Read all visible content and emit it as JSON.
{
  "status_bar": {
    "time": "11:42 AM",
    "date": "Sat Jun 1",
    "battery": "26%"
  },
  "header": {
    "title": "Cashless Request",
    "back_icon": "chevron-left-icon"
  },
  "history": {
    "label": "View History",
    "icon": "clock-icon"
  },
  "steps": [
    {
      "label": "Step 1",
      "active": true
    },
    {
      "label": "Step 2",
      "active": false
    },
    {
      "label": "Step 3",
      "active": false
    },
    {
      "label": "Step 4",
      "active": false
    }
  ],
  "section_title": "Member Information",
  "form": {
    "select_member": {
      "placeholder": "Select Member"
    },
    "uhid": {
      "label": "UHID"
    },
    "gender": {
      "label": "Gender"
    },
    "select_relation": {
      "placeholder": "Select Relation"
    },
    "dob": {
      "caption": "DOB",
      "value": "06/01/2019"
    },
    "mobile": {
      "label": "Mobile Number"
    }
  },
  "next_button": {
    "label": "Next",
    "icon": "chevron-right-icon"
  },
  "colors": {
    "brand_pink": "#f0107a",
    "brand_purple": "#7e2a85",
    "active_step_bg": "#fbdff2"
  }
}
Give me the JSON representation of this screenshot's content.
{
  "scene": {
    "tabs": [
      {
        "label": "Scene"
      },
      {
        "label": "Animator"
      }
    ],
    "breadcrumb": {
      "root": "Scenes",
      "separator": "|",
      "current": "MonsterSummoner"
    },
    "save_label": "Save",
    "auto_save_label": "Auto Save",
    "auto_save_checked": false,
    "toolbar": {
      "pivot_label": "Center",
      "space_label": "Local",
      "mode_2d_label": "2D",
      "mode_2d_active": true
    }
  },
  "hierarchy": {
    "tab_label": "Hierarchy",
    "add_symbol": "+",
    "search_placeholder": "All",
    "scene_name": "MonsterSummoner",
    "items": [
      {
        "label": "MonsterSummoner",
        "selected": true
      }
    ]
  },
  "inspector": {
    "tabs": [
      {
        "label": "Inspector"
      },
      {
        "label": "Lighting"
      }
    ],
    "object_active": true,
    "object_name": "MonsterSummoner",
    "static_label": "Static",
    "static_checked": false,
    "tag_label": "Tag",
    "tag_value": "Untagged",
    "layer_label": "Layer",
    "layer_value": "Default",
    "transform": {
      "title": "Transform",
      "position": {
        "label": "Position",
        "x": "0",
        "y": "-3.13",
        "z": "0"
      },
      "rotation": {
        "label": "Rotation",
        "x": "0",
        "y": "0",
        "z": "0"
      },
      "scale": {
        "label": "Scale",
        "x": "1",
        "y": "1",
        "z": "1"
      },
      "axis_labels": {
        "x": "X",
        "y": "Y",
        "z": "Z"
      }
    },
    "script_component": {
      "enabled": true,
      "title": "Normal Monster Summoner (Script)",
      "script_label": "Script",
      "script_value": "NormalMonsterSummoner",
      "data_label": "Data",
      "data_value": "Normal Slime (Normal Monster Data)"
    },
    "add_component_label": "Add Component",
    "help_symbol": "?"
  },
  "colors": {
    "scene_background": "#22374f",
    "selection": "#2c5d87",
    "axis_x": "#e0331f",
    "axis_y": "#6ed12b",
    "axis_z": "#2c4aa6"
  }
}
---------------
• **GIVEN EXERCISE**: Return every entry exactly as given.

• **OUTPUT OF THE TASK**:
Read all visible content and emit it as JSON.
{
  "status_bar": {
    "time": "11:42 AM",
    "date": "Sat Jun 1",
    "battery": "26%"
  },
  "header": {
    "title": "Cashless Request",
    "back_icon": "chevron-left-icon"
  },
  "history": {
    "label": "View History",
    "icon": "clock-icon"
  },
  "steps": [
    {
      "label": "Step 1",
      "active": true
    },
    {
      "label": "Step 2",
      "active": false
    },
    {
      "label": "Step 3",
      "active": false
    },
    {
      "label": "Step 4",
      "active": false
    }
  ],
  "section_title": "Member Information",
  "form": {
    "select_member": {
      "placeholder": "Select Member"
    },
    "uhid": {
      "label": "UHID"
    },
    "gender": {
      "label": "Gender"
    },
    "select_relation": {
      "placeholder": "Select Relation"
    },
    "dob": {
      "caption": "DOB",
      "value": "06/01/2019"
    },
    "mobile": {
      "label": "Mobile Number"
    }
  },
  "next_button": {
    "label": "Next",
    "icon": "chevron-right-icon"
  },
  "colors": {
    "brand_pink": "#f0107a",
    "brand_purple": "#7e2a85",
    "active_step_bg": "#fbdff2"
  }
}
Give me the JSON representation of this screenshot's content.
{
  "scene": {
    "tabs": [
      {
        "label": "Scene"
      },
      {
        "label": "Animator"
      }
    ],
    "breadcrumb": {
      "root": "Scenes",
      "separator": "|",
      "current": "MonsterSummoner"
    },
    "save_label": "Save",
    "auto_save_label": "Auto Save",
    "auto_save_checked": false,
    "toolbar": {
      "pivot_label": "Center",
      "space_label": "Local",
      "mode_2d_label": "2D",
      "mode_2d_active": true
    }
  },
  "hierarchy": {
    "tab_label": "Hierarchy",
    "add_symbol": "+",
    "search_placeholder": "All",
    "scene_name": "MonsterSummoner",
    "items": [
      {
        "label": "MonsterSummoner",
        "selected": true
      }
    ]
  },
  "inspector": {
    "tabs": [
      {
        "label": "Inspector"
      },
      {
        "label": "Lighting"
      }
    ],
    "object_active": true,
    "object_name": "MonsterSummoner",
    "static_label": "Static",
    "static_checked": false,
    "tag_label": "Tag",
    "tag_value": "Untagged",
    "layer_label": "Layer",
    "layer_value": "Default",
    "transform": {
      "title": "Transform",
      "position": {
        "label": "Position",
        "x": "0",
        "y": "-3.13",
        "z": "0"
      },
      "rotation": {
        "label": "Rotation",
        "x": "0",
        "y": "0",
        "z": "0"
      },
      "scale": {
        "label": "Scale",
        "x": "1",
        "y": "1",
        "z": "1"
      },
      "axis_labels": {
        "x": "X",
        "y": "Y",
        "z": "Z"
      }
    },
    "script_component": {
      "enabled": true,
      "title": "Normal Monster Summoner (Script)",
      "script_label": "Script",
      "script_value": "NormalMonsterSummoner",
      "data_label": "Data",
      "data_value": "Normal Slime (Normal Monster Data)"
    },
    "add_component_label": "Add Component",
    "help_symbol": "?"
  },
  "colors": {
    "scene_background": "#22374f",
    "selection": "#2c5d87",
    "axis_x": "#e0331f",
    "axis_y": "#6ed12b",
    "axis_z": "#2c4aa6"
  }
}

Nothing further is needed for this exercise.